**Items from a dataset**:
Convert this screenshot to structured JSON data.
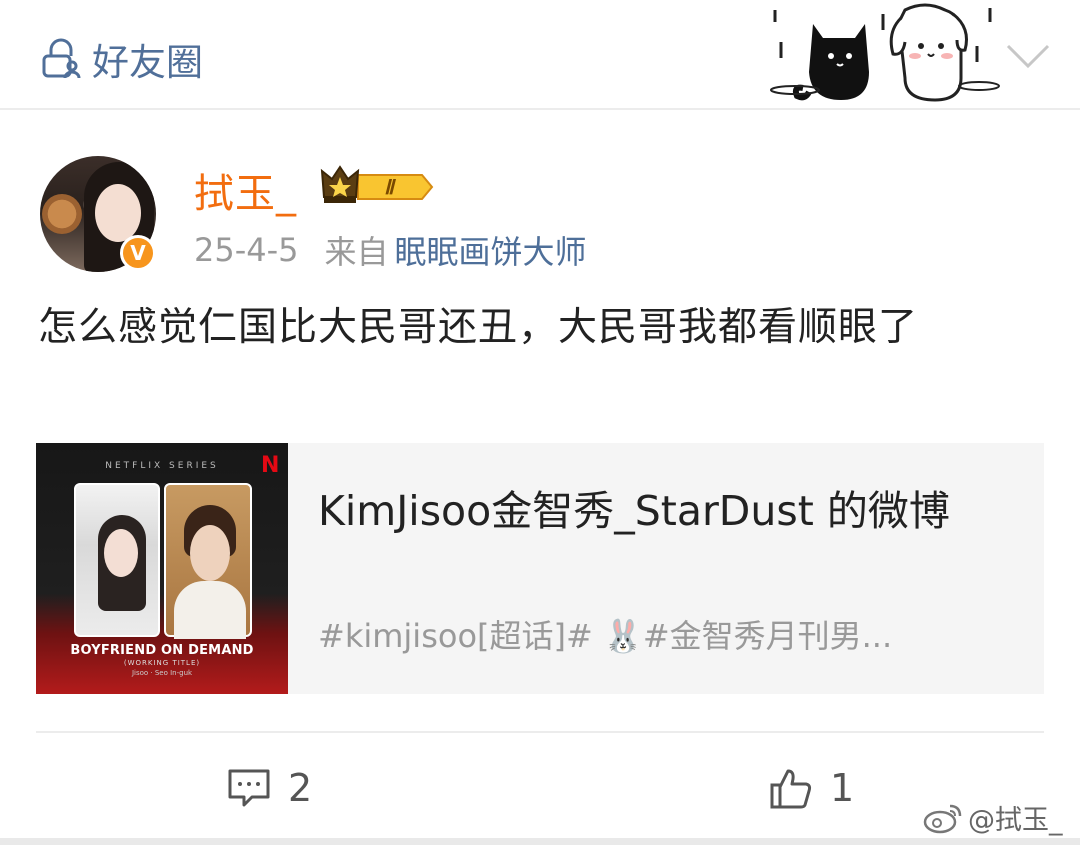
{
  "header": {
    "visibility_label": "好友圈",
    "icons": [
      "lock-people-icon",
      "chevron-down-icon"
    ]
  },
  "post": {
    "username": "拭玉_",
    "vip_level": "Ⅱ",
    "date": "25-4-5",
    "source_prefix": "来自",
    "source_app": "眠眠画饼大师",
    "verified_mark": "V",
    "text": "怎么感觉仁国比大民哥还丑，大民哥我都看顺眼了"
  },
  "link_card": {
    "thumbnail": {
      "series_label": "NETFLIX SERIES",
      "netflix_mark": "N",
      "show_title": "BOYFRIEND ON DEMAND",
      "working_title": "(WORKING TITLE)",
      "cast": "Jisoo · Seo In-guk"
    },
    "title": "KimJisoo金智秀_StarDust 的微博",
    "description": "#kimjisoo[超话]#  🐰#金智秀月刊男..."
  },
  "actions": {
    "comment_count": "2",
    "like_count": "1"
  },
  "watermark": {
    "text": "@拭玉_"
  },
  "colors": {
    "username": "#f26d0f",
    "link_blue": "#4e6f99",
    "verified_orange": "#f7951d",
    "secondary_text": "#999999"
  }
}
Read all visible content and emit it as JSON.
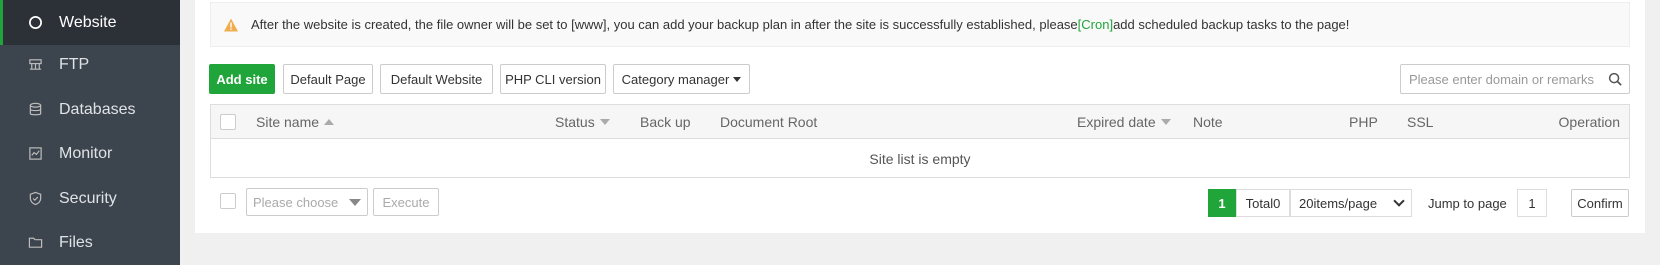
{
  "sidebar": {
    "items": [
      {
        "label": "Website",
        "icon": "circle-icon",
        "active": true
      },
      {
        "label": "FTP",
        "icon": "ftp-icon",
        "active": false
      },
      {
        "label": "Databases",
        "icon": "database-icon",
        "active": false
      },
      {
        "label": "Monitor",
        "icon": "monitor-icon",
        "active": false
      },
      {
        "label": "Security",
        "icon": "shield-icon",
        "active": false
      },
      {
        "label": "Files",
        "icon": "folder-icon",
        "active": false
      }
    ]
  },
  "notice": {
    "text_before": "After the website is created, the file owner will be set to [www], you can add your backup plan in after the site is successfully established, please",
    "link": "[Cron]",
    "text_after": "add scheduled backup tasks to the page!"
  },
  "toolbar": {
    "add_site": "Add site",
    "default_page": "Default Page",
    "default_website": "Default Website",
    "php_cli": "PHP CLI version",
    "category_manager": "Category manager"
  },
  "search": {
    "placeholder": "Please enter domain or remarks"
  },
  "table": {
    "columns": {
      "site_name": "Site name",
      "status": "Status",
      "backup": "Back up",
      "document_root": "Document Root",
      "expired_date": "Expired date",
      "note": "Note",
      "php": "PHP",
      "ssl": "SSL",
      "operation": "Operation"
    },
    "empty_text": "Site list is empty"
  },
  "batch": {
    "placeholder": "Please choose",
    "execute": "Execute"
  },
  "pagination": {
    "current_page": "1",
    "total": "Total0",
    "page_size": "20items/page",
    "jump_label": "Jump to page",
    "jump_value": "1",
    "confirm": "Confirm"
  },
  "colors": {
    "accent": "#20a53a",
    "sidebar_bg": "#3c444d",
    "warning": "#f0ad4e"
  }
}
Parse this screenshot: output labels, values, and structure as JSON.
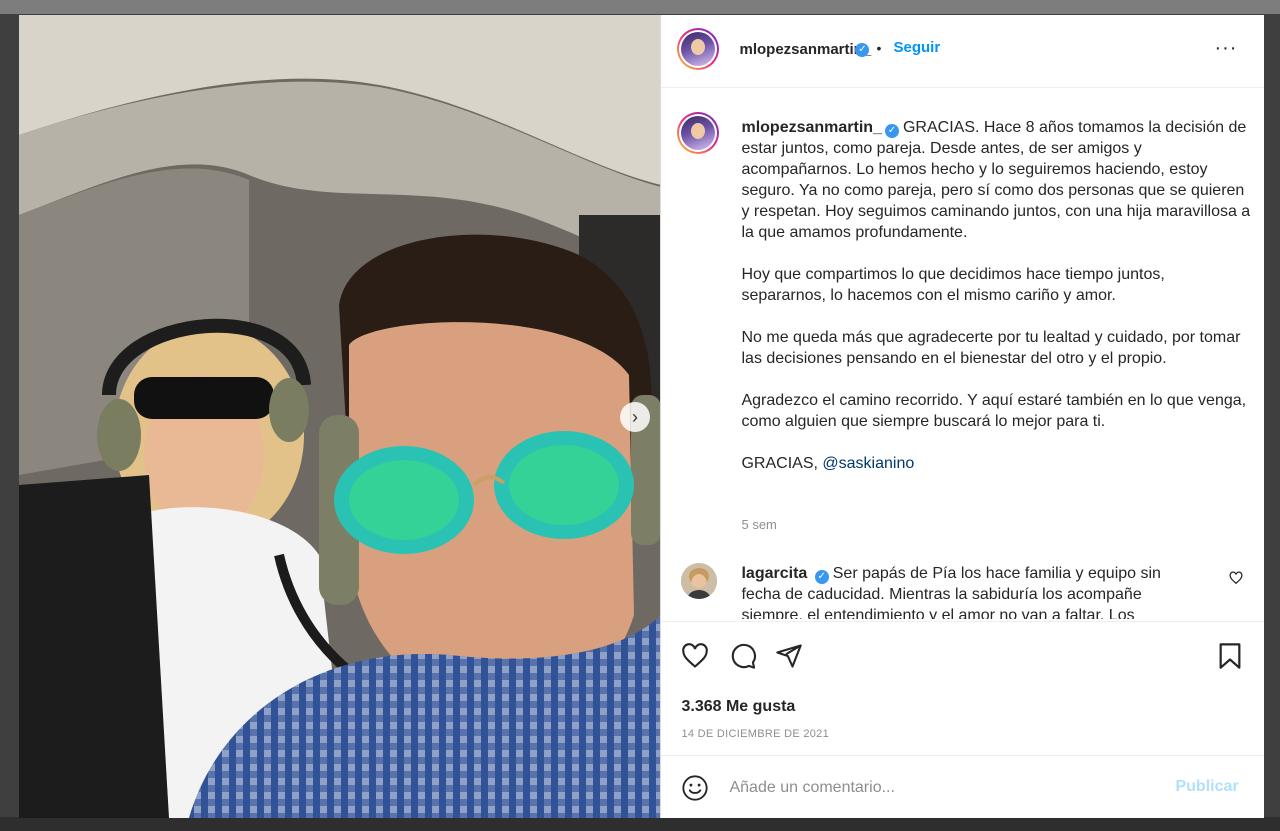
{
  "post": {
    "username": "mlopezsanmartin_",
    "follow_label": "Seguir",
    "separator": "•",
    "more_label": "···",
    "caption_paragraphs": [
      "GRACIAS. Hace 8 años tomamos la decisión de estar juntos, como pareja. Desde antes, de ser amigos y acompañarnos. Lo hemos hecho y lo seguiremos haciendo, estoy seguro. Ya no como pareja, pero sí como dos personas que se quieren y respetan. Hoy seguimos caminando juntos, con una hija maravillosa a la que amamos profundamente.",
      "Hoy que compartimos lo que decidimos hace tiempo juntos, separarnos, lo hacemos con el mismo cariño y amor.",
      "No me queda más que agradecerte por tu lealtad y cuidado, por tomar las decisiones pensando en el bienestar del otro y el propio.",
      "Agradezco el camino recorrido. Y aquí estaré también en lo que venga, como alguien que siempre buscará lo mejor para ti."
    ],
    "closing": "GRACIAS,",
    "mention": "@saskianino",
    "time_ago": "5 sem",
    "likes": "3.368 Me gusta",
    "date": "14 DE DICIEMBRE DE 2021"
  },
  "comment": {
    "username": "lagarcita",
    "text": "Ser papás de Pía los hace familia y equipo sin fecha de caducidad. Mientras la sabiduría los acompañe siempre, el entendimiento y el amor no van a faltar. Los"
  },
  "add_comment": {
    "placeholder": "Añade un comentario...",
    "publish_label": "Publicar"
  },
  "media": {
    "next_label": "›"
  },
  "icons": {
    "verified": "verified-badge-icon",
    "like": "heart-icon",
    "comment": "comment-bubble-icon",
    "share": "paper-plane-icon",
    "save": "bookmark-icon",
    "emoji": "smiley-icon",
    "next": "chevron-right-icon"
  },
  "colors": {
    "accent": "#0095f6",
    "publish_disabled": "#b2dffc",
    "verified": "#3897f0",
    "muted": "#8e8e8e"
  }
}
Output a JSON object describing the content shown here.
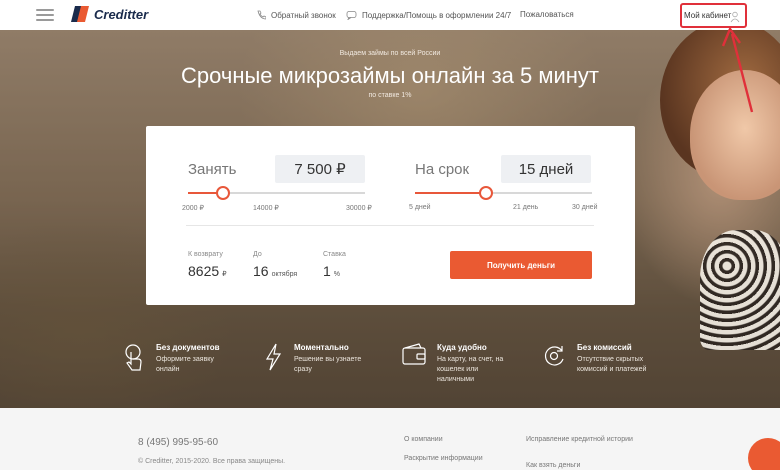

**Problem details**: Return all of the entries exactly as written, but drop any pictures they hold.

**Finished answer**:
Convert this screenshot to structured JSON data.
{
  "header": {
    "visibility_label": "好友圈",
    "icons": [
      "lock-people-icon",
      "chevron-down-icon"
    ]
  },
  "post": {
    "username": "拭玉_",
    "vip_level": "Ⅱ",
    "date": "25-4-5",
    "source_prefix": "来自",
    "source_app": "眠眠画饼大师",
    "verified_mark": "V",
    "text": "怎么感觉仁国比大民哥还丑，大民哥我都看顺眼了"
  },
  "link_card": {
    "thumbnail": {
      "series_label": "NETFLIX SERIES",
      "netflix_mark": "N",
      "show_title": "BOYFRIEND ON DEMAND",
      "working_title": "(WORKING TITLE)",
      "cast": "Jisoo · Seo In-guk"
    },
    "title": "KimJisoo金智秀_StarDust 的微博",
    "description": "#kimjisoo[超话]#  🐰#金智秀月刊男..."
  },
  "actions": {
    "comment_count": "2",
    "like_count": "1"
  },
  "watermark": {
    "text": "@拭玉_"
  },
  "colors": {
    "username": "#f26d0f",
    "link_blue": "#4e6f99",
    "verified_orange": "#f7951d",
    "secondary_text": "#999999"
  }
}
Read all visible content and emit it as JSON.
{
  "sidebar": {
    "items": [
      {
        "label": "Website",
        "icon": "circle-icon",
        "active": true
      },
      {
        "label": "FTP",
        "icon": "ftp-icon",
        "active": false
      },
      {
        "label": "Databases",
        "icon": "database-icon",
        "active": false
      },
      {
        "label": "Monitor",
        "icon": "monitor-icon",
        "active": false
      },
      {
        "label": "Security",
        "icon": "shield-icon",
        "active": false
      },
      {
        "label": "Files",
        "icon": "folder-icon",
        "active": false
      }
    ]
  },
  "notice": {
    "text_before": "After the website is created, the file owner will be set to [www], you can add your backup plan in after the site is successfully established, please",
    "link": "[Cron]",
    "text_after": "add scheduled backup tasks to the page!"
  },
  "toolbar": {
    "add_site": "Add site",
    "default_page": "Default Page",
    "default_website": "Default Website",
    "php_cli": "PHP CLI version",
    "category_manager": "Category manager"
  },
  "search": {
    "placeholder": "Please enter domain or remarks"
  },
  "table": {
    "columns": {
      "site_name": "Site name",
      "status": "Status",
      "backup": "Back up",
      "document_root": "Document Root",
      "expired_date": "Expired date",
      "note": "Note",
      "php": "PHP",
      "ssl": "SSL",
      "operation": "Operation"
    },
    "empty_text": "Site list is empty"
  },
  "batch": {
    "placeholder": "Please choose",
    "execute": "Execute"
  },
  "pagination": {
    "current_page": "1",
    "total": "Total0",
    "page_size": "20items/page",
    "jump_label": "Jump to page",
    "jump_value": "1",
    "confirm": "Confirm"
  },
  "colors": {
    "accent": "#20a53a",
    "sidebar_bg": "#3c444d",
    "warning": "#f0ad4e"
  }
}
Parse this screenshot: output labels, values, and structure as JSON.
{
  "post": {
    "username": "mlopezsanmartin_",
    "follow_label": "Seguir",
    "separator": "•",
    "more_label": "···",
    "caption_paragraphs": [
      "GRACIAS. Hace 8 años tomamos la decisión de estar juntos, como pareja. Desde antes, de ser amigos y acompañarnos. Lo hemos hecho y lo seguiremos haciendo, estoy seguro. Ya no como pareja, pero sí como dos personas que se quieren y respetan. Hoy seguimos caminando juntos, con una hija maravillosa a la que amamos profundamente.",
      "Hoy que compartimos lo que decidimos hace tiempo juntos, separarnos, lo hacemos con el mismo cariño y amor.",
      "No me queda más que agradecerte por tu lealtad y cuidado, por tomar las decisiones pensando en el bienestar del otro y el propio.",
      "Agradezco el camino recorrido. Y aquí estaré también en lo que venga, como alguien que siempre buscará lo mejor para ti."
    ],
    "closing": "GRACIAS,",
    "mention": "@saskianino",
    "time_ago": "5 sem",
    "likes": "3.368 Me gusta",
    "date": "14 DE DICIEMBRE DE 2021"
  },
  "comment": {
    "username": "lagarcita",
    "text": "Ser papás de Pía los hace familia y equipo sin fecha de caducidad. Mientras la sabiduría los acompañe siempre, el entendimiento y el amor no van a faltar. Los"
  },
  "add_comment": {
    "placeholder": "Añade un comentario...",
    "publish_label": "Publicar"
  },
  "media": {
    "next_label": "›"
  },
  "icons": {
    "verified": "verified-badge-icon",
    "like": "heart-icon",
    "comment": "comment-bubble-icon",
    "share": "paper-plane-icon",
    "save": "bookmark-icon",
    "emoji": "smiley-icon",
    "next": "chevron-right-icon"
  },
  "colors": {
    "accent": "#0095f6",
    "publish_disabled": "#b2dffc",
    "verified": "#3897f0",
    "muted": "#8e8e8e"
  }
}
Output a JSON object describing the content shown here.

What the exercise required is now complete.